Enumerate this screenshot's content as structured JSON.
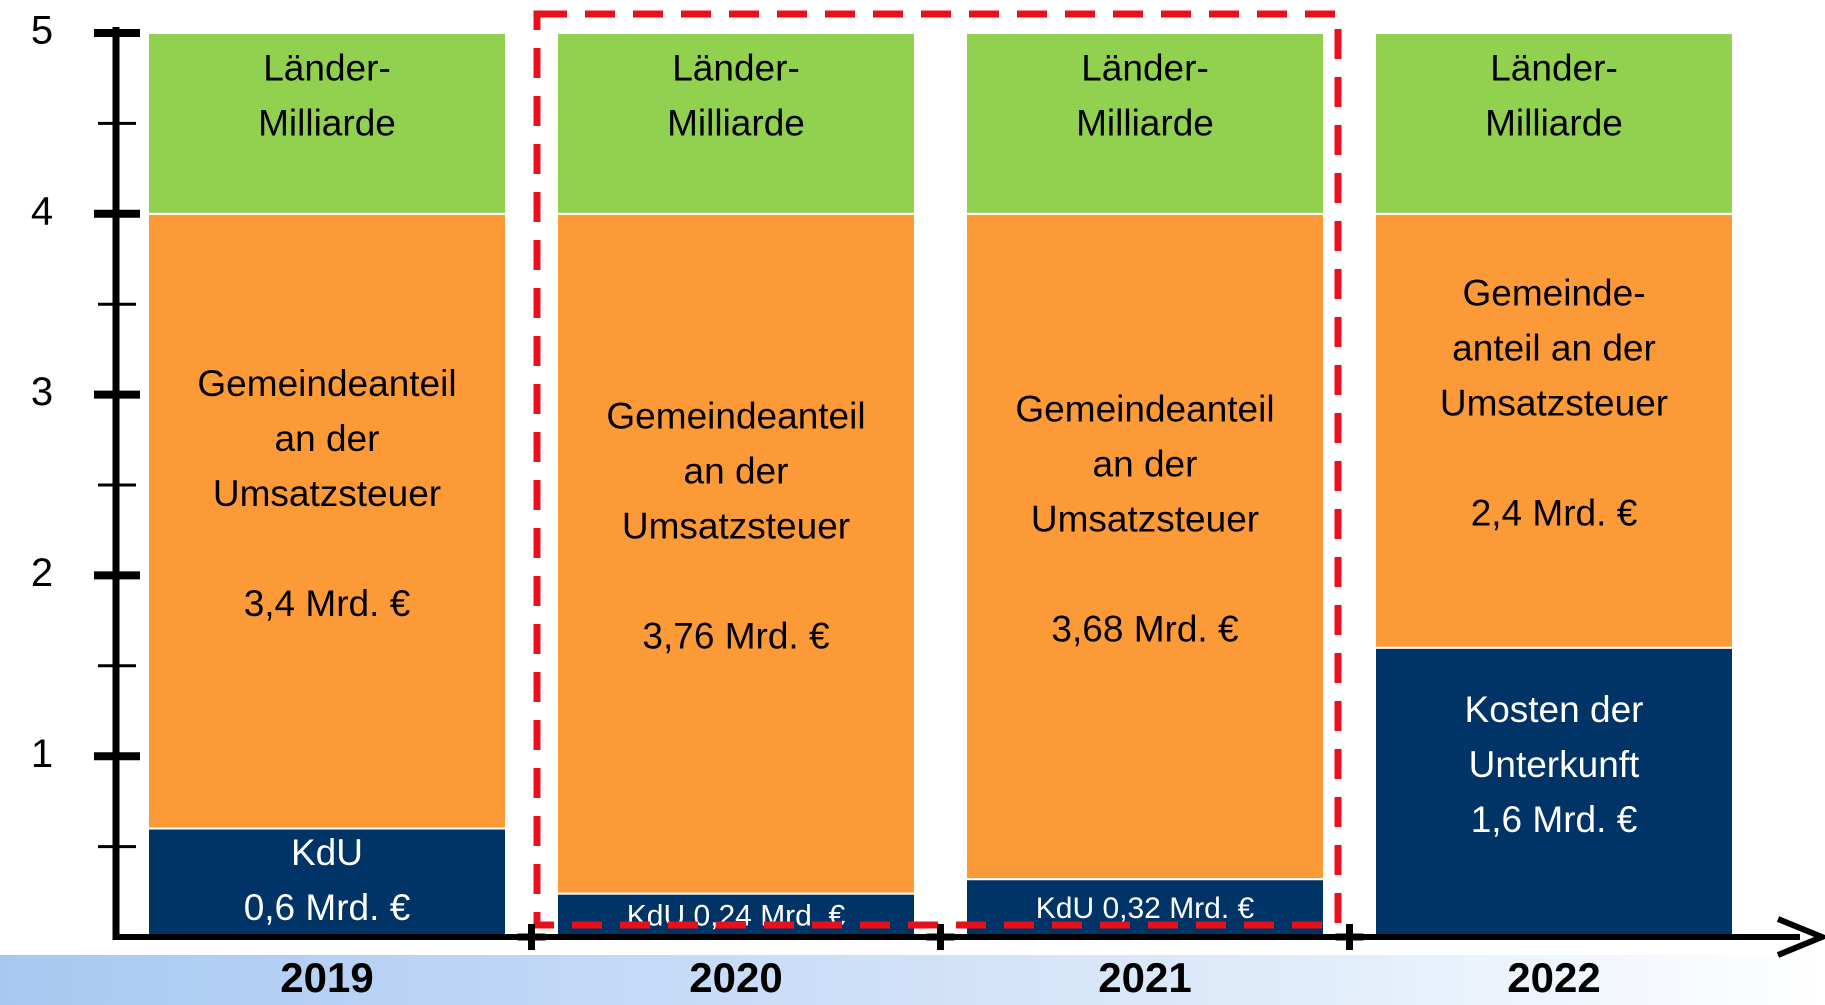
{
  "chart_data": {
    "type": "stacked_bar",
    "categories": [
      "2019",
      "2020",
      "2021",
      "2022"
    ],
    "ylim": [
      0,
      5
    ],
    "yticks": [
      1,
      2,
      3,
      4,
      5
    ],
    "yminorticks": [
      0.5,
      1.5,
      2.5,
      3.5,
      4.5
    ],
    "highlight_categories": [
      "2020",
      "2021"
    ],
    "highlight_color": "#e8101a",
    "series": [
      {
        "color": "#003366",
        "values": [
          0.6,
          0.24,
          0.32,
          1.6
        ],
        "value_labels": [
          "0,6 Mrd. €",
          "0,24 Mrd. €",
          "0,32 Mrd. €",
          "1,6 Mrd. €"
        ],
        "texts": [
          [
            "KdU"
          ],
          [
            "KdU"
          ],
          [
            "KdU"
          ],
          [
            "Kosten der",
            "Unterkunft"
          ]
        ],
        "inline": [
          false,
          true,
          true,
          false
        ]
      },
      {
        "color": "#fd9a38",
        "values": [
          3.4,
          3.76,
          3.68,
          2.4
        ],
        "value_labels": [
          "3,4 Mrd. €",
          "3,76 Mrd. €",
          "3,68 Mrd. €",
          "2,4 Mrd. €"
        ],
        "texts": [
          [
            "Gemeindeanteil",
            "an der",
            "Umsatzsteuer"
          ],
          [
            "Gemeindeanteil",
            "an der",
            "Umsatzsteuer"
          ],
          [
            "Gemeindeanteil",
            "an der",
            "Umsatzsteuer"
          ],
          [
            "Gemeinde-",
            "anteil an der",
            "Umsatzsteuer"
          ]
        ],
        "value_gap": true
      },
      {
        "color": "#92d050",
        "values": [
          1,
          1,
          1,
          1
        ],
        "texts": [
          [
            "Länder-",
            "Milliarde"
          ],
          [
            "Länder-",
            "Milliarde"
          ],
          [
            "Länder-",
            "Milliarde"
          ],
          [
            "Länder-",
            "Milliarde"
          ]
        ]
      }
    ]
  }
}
================================
▸ **SET TASK**
Omit the pictures, then output the rest of the listing exactly.

▸ **WRITTEN SOLUTION**
Enumerate this screenshot's content as structured JSON.
{
  "chart_data": {
    "type": "stacked_bar",
    "categories": [
      "2019",
      "2020",
      "2021",
      "2022"
    ],
    "ylim": [
      0,
      5
    ],
    "yticks": [
      1,
      2,
      3,
      4,
      5
    ],
    "yminorticks": [
      0.5,
      1.5,
      2.5,
      3.5,
      4.5
    ],
    "highlight_categories": [
      "2020",
      "2021"
    ],
    "highlight_color": "#e8101a",
    "series": [
      {
        "color": "#003366",
        "values": [
          0.6,
          0.24,
          0.32,
          1.6
        ],
        "value_labels": [
          "0,6 Mrd. €",
          "0,24 Mrd. €",
          "0,32 Mrd. €",
          "1,6 Mrd. €"
        ],
        "texts": [
          [
            "KdU"
          ],
          [
            "KdU"
          ],
          [
            "KdU"
          ],
          [
            "Kosten der",
            "Unterkunft"
          ]
        ],
        "inline": [
          false,
          true,
          true,
          false
        ]
      },
      {
        "color": "#fd9a38",
        "values": [
          3.4,
          3.76,
          3.68,
          2.4
        ],
        "value_labels": [
          "3,4 Mrd. €",
          "3,76 Mrd. €",
          "3,68 Mrd. €",
          "2,4 Mrd. €"
        ],
        "texts": [
          [
            "Gemeindeanteil",
            "an der",
            "Umsatzsteuer"
          ],
          [
            "Gemeindeanteil",
            "an der",
            "Umsatzsteuer"
          ],
          [
            "Gemeindeanteil",
            "an der",
            "Umsatzsteuer"
          ],
          [
            "Gemeinde-",
            "anteil an der",
            "Umsatzsteuer"
          ]
        ],
        "value_gap": true
      },
      {
        "color": "#92d050",
        "values": [
          1,
          1,
          1,
          1
        ],
        "texts": [
          [
            "Länder-",
            "Milliarde"
          ],
          [
            "Länder-",
            "Milliarde"
          ],
          [
            "Länder-",
            "Milliarde"
          ],
          [
            "Länder-",
            "Milliarde"
          ]
        ]
      }
    ]
  }
}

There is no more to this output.